Task to complete:
Exact reproduction is required for all entries.

Recorded data:
+ + +

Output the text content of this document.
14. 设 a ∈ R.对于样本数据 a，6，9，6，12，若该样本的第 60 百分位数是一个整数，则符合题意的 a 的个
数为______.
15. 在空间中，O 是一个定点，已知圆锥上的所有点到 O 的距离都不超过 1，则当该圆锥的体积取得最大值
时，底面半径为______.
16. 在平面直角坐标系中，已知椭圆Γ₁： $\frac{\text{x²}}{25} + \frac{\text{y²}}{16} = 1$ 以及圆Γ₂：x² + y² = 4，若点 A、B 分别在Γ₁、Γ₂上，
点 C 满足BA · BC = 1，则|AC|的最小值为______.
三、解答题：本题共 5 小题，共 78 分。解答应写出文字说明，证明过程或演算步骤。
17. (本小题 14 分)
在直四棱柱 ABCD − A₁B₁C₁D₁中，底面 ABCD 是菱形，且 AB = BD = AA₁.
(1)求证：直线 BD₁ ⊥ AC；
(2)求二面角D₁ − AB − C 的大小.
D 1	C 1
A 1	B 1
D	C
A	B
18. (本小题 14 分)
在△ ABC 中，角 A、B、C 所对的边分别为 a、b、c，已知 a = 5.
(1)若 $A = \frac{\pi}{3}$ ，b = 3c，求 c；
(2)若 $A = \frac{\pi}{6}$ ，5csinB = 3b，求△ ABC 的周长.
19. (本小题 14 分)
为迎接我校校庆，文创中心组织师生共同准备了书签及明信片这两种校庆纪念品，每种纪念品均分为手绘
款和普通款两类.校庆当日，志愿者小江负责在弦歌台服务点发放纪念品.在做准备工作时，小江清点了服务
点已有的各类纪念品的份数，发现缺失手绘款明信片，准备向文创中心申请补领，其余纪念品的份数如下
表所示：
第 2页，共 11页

+ + +

Solved problem:
Output the text content of this document.
14. 设 a ∈ R.对于样本数据 a，6，9，6，12，若该样本的第 60 百分位数是一个整数，则符合题意的 a 的个
数为______.
15. 在空间中，O 是一个定点，已知圆锥上的所有点到 O 的距离都不超过 1，则当该圆锥的体积取得最大值
时，底面半径为______.
16. 在平面直角坐标系中，已知椭圆Γ₁： $\frac{\text{x²}}{25} + \frac{\text{y²}}{16} = 1$ 以及圆Γ₂：x² + y² = 4，若点 A、B 分别在Γ₁、Γ₂上，
点 C 满足BA · BC = 1，则|AC|的最小值为______.
三、解答题：本题共 5 小题，共 78 分。解答应写出文字说明，证明过程或演算步骤。
17. (本小题 14 分)
在直四棱柱 ABCD − A₁B₁C₁D₁中，底面 ABCD 是菱形，且 AB = BD = AA₁.
(1)求证：直线 BD₁ ⊥ AC；
(2)求二面角D₁ − AB − C 的大小.
D 1	C 1
A 1	B 1
D	C
A	B
18. (本小题 14 分)
在△ ABC 中，角 A、B、C 所对的边分别为 a、b、c，已知 a = 5.
(1)若 $A = \frac{\pi}{3}$ ，b = 3c，求 c；
(2)若 $A = \frac{\pi}{6}$ ，5csinB = 3b，求△ ABC 的周长.
19. (本小题 14 分)
为迎接我校校庆，文创中心组织师生共同准备了书签及明信片这两种校庆纪念品，每种纪念品均分为手绘
款和普通款两类.校庆当日，志愿者小江负责在弦歌台服务点发放纪念品.在做准备工作时，小江清点了服务
点已有的各类纪念品的份数，发现缺失手绘款明信片，准备向文创中心申请补领，其余纪念品的份数如下
表所示：
第 2页，共 11页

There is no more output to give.